**Given information:**
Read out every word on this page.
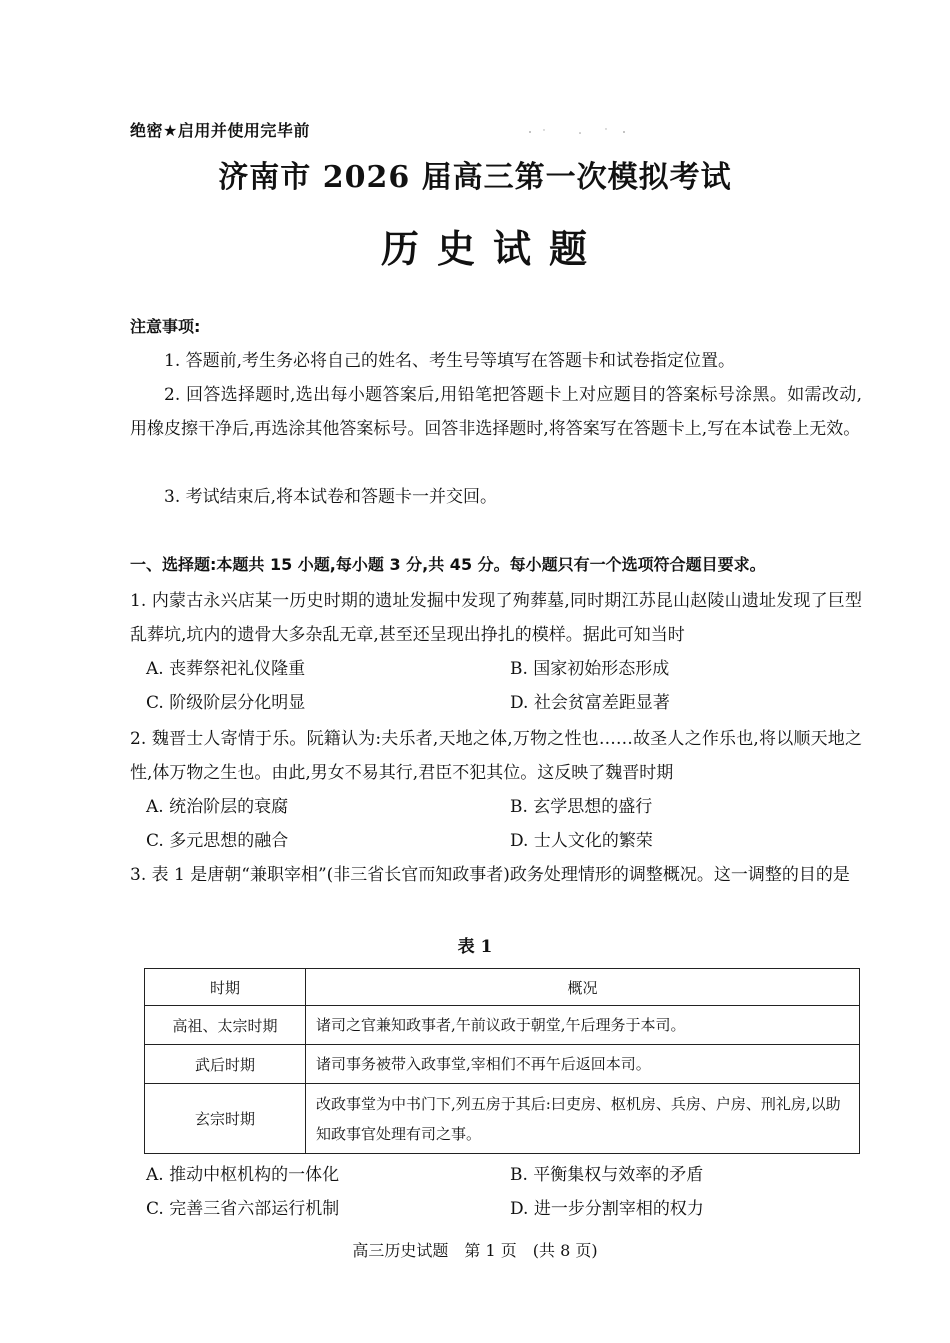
绝密★启用并使用完毕前
济南市 2026 届高三第一次模拟考试
历史试题
注意事项:
1. 答题前,考生务必将自己的姓名、考生号等填写在答题卡和试卷指定位置。
2. 回答选择题时,选出每小题答案后,用铅笔把答题卡上对应题目的答案标号涂黑。如需改动,用橡皮擦干净后,再选涂其他答案标号。回答非选择题时,将答案写在答题卡上,写在本试卷上无效。
3. 考试结束后,将本试卷和答题卡一并交回。
一、选择题:本题共 15 小题,每小题 3 分,共 45 分。每小题只有一个选项符合题目要求。
1. 内蒙古永兴店某一历史时期的遗址发掘中发现了殉葬墓,同时期江苏昆山赵陵山遗址发现了巨型乱葬坑,坑内的遗骨大多杂乱无章,甚至还呈现出挣扎的模样。据此可知当时
A. 丧葬祭祀礼仪隆重	B. 国家初始形态形成
C. 阶级阶层分化明显	D. 社会贫富差距显著
2. 魏晋士人寄情于乐。阮籍认为:夫乐者,天地之体,万物之性也……故圣人之作乐也,将以顺天地之性,体万物之生也。由此,男女不易其行,君臣不犯其位。这反映了魏晋时期
A. 统治阶层的衰腐	B. 玄学思想的盛行
C. 多元思想的融合	D. 士人文化的繁荣
3. 表 1 是唐朝“兼职宰相”(非三省长官而知政事者)政务处理情形的调整概况。这一调整的目的是
表 1
时期	概况
高祖、太宗时期	诸司之官兼知政事者,午前议政于朝堂,午后理务于本司。
武后时期	诸司事务被带入政事堂,宰相们不再午后返回本司。
玄宗时期	改政事堂为中书门下,列五房于其后:曰吏房、枢机房、兵房、户房、刑礼房,以助知政事官处理有司之事。
A. 推动中枢机构的一体化	B. 平衡集权与效率的矛盾
C. 完善三省六部运行机制	D. 进一步分割宰相的权力
高三历史试题　第 1 页　(共 8 页)
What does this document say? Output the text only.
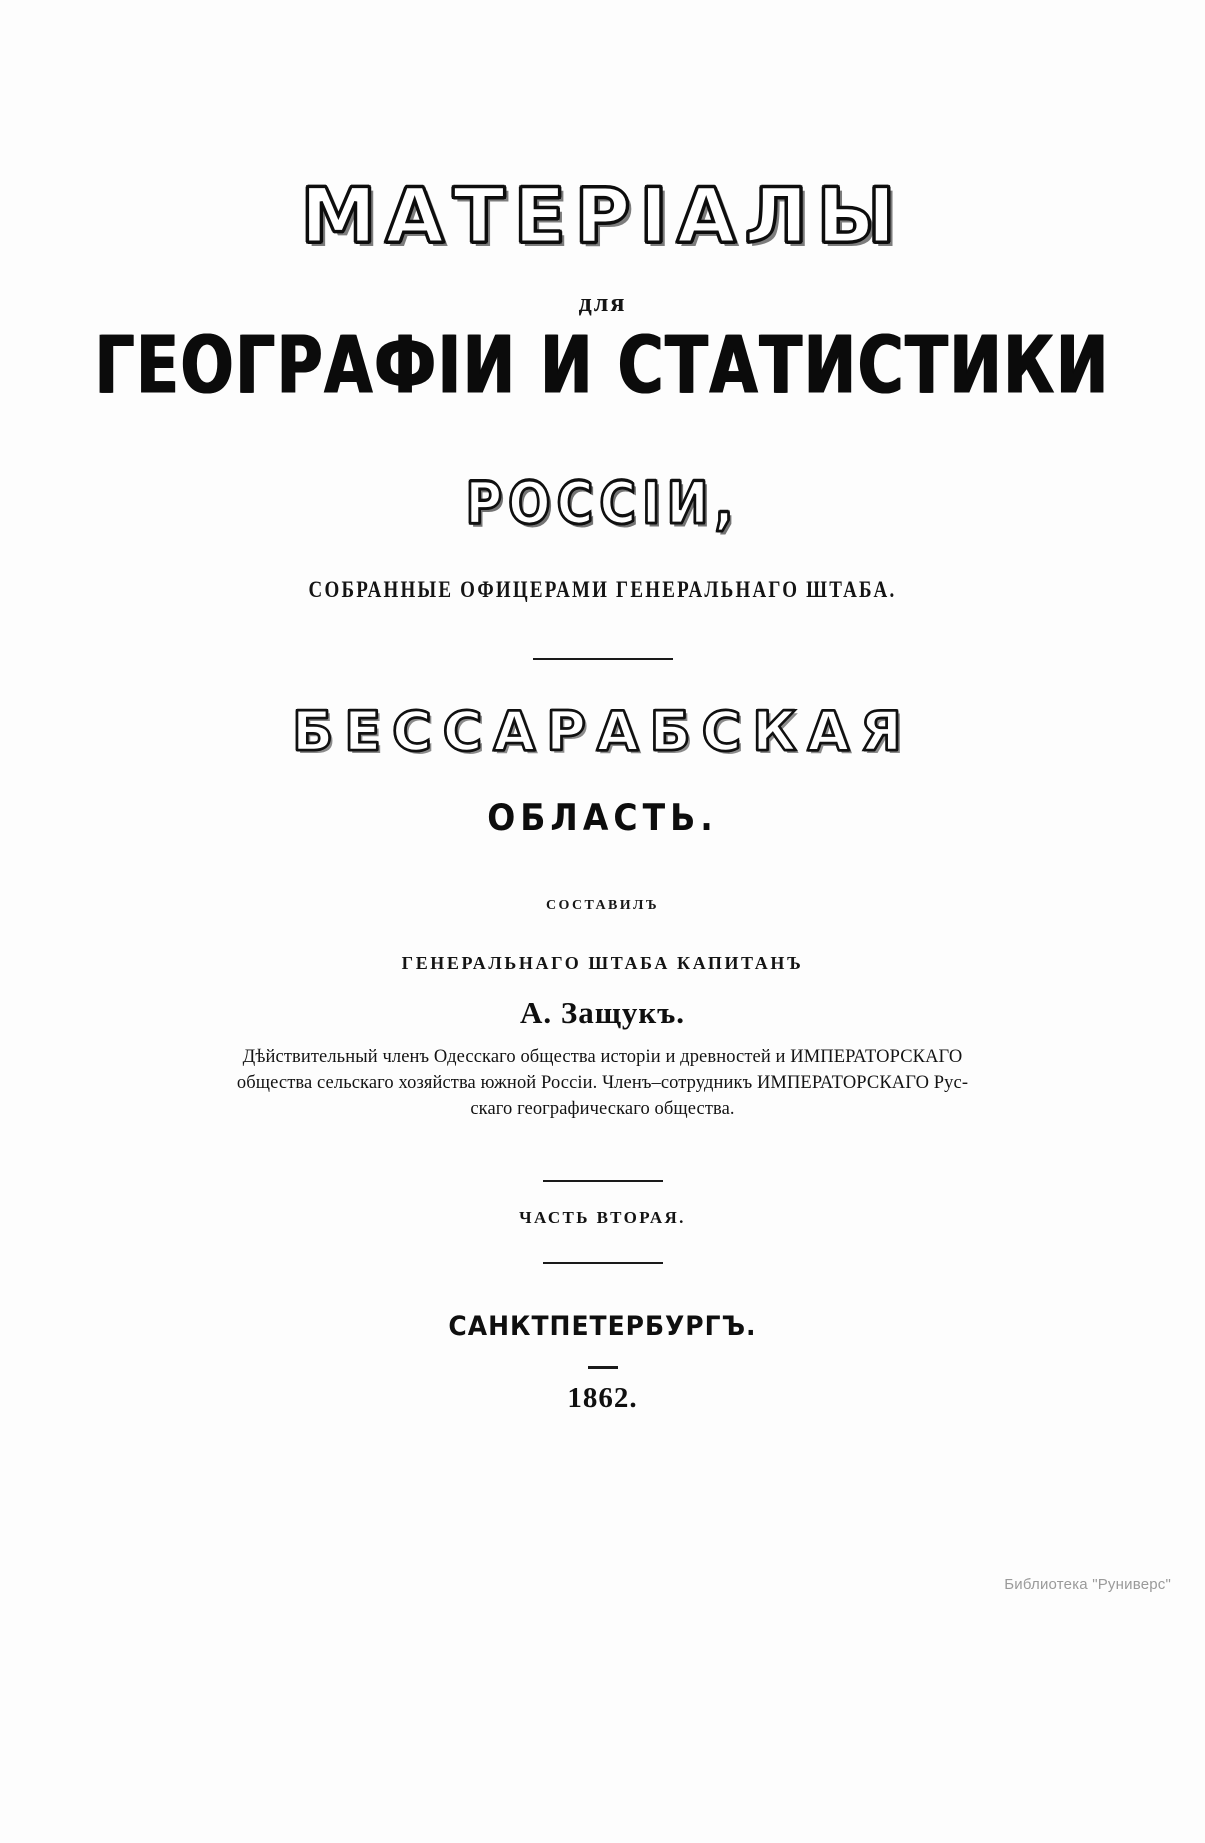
МАТЕРІАЛЫ
для
ГЕОГРАФІИ И СТАТИСТИКИ
РОССІИ,
СОБРАННЫЕ ОФИЦЕРАМИ ГЕНЕРАЛЬНАГО ШТАБА.
БЕССАРАБСКАЯ
ОБЛАСТЬ.
СОСТАВИЛЪ
ГЕНЕРАЛЬНАГО ШТАБА КАПИТАНЪ
А. Защукъ.
Дѣйствительный членъ Одесскаго общества исторіи и древностей и ИМПЕРАТОРСКАГО
общества сельскаго хозяйства южной Россіи. Членъ–сотрудникъ ИМПЕРАТОРСКАГО Рус-
скаго географическаго общества.
ЧАСТЬ ВТОРАЯ.
САНКТПЕТЕРБУРГЪ.
1862.
Библиотека "Руниверс"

**Written exercise:** Omit all pictures while transcribing the entries verbatim.

**Reply to the exercise:**
Read out every word on this page.
绝密★启用并使用完毕前
济南市 2026 届高三第一次模拟考试
历史试题
注意事项:
1. 答题前,考生务必将自己的姓名、考生号等填写在答题卡和试卷指定位置。
2. 回答选择题时,选出每小题答案后,用铅笔把答题卡上对应题目的答案标号涂黑。如需改动,用橡皮擦干净后,再选涂其他答案标号。回答非选择题时,将答案写在答题卡上,写在本试卷上无效。
3. 考试结束后,将本试卷和答题卡一并交回。
一、选择题:本题共 15 小题,每小题 3 分,共 45 分。每小题只有一个选项符合题目要求。
1. 内蒙古永兴店某一历史时期的遗址发掘中发现了殉葬墓,同时期江苏昆山赵陵山遗址发现了巨型乱葬坑,坑内的遗骨大多杂乱无章,甚至还呈现出挣扎的模样。据此可知当时
A. 丧葬祭祀礼仪隆重	B. 国家初始形态形成
C. 阶级阶层分化明显	D. 社会贫富差距显著
2. 魏晋士人寄情于乐。阮籍认为:夫乐者,天地之体,万物之性也……故圣人之作乐也,将以顺天地之性,体万物之生也。由此,男女不易其行,君臣不犯其位。这反映了魏晋时期
A. 统治阶层的衰腐	B. 玄学思想的盛行
C. 多元思想的融合	D. 士人文化的繁荣
3. 表 1 是唐朝“兼职宰相”(非三省长官而知政事者)政务处理情形的调整概况。这一调整的目的是
表 1
时期	概况
高祖、太宗时期	诸司之官兼知政事者,午前议政于朝堂,午后理务于本司。
武后时期	诸司事务被带入政事堂,宰相们不再午后返回本司。
玄宗时期	改政事堂为中书门下,列五房于其后:曰吏房、枢机房、兵房、户房、刑礼房,以助知政事官处理有司之事。
A. 推动中枢机构的一体化	B. 平衡集权与效率的矛盾
C. 完善三省六部运行机制	D. 进一步分割宰相的权力
高三历史试题　第 1 页　(共 8 页)
What does this document say? Output the text only.
МАТЕРІАЛЫ
для
ГЕОГРАФІИ И СТАТИСТИКИ
РОССІИ,
СОБРАННЫЕ ОФИЦЕРАМИ ГЕНЕРАЛЬНАГО ШТАБА.
БЕССАРАБСКАЯ
ОБЛАСТЬ.
СОСТАВИЛЪ
ГЕНЕРАЛЬНАГО ШТАБА КАПИТАНЪ
А. Защукъ.
Дѣйствительный членъ Одесскаго общества исторіи и древностей и ИМПЕРАТОРСКАГО
общества сельскаго хозяйства южной Россіи. Членъ–сотрудникъ ИМПЕРАТОРСКАГО Рус-
скаго географическаго общества.
ЧАСТЬ ВТОРАЯ.
САНКТПЕТЕРБУРГЪ.
1862.
Библиотека "Руниверс"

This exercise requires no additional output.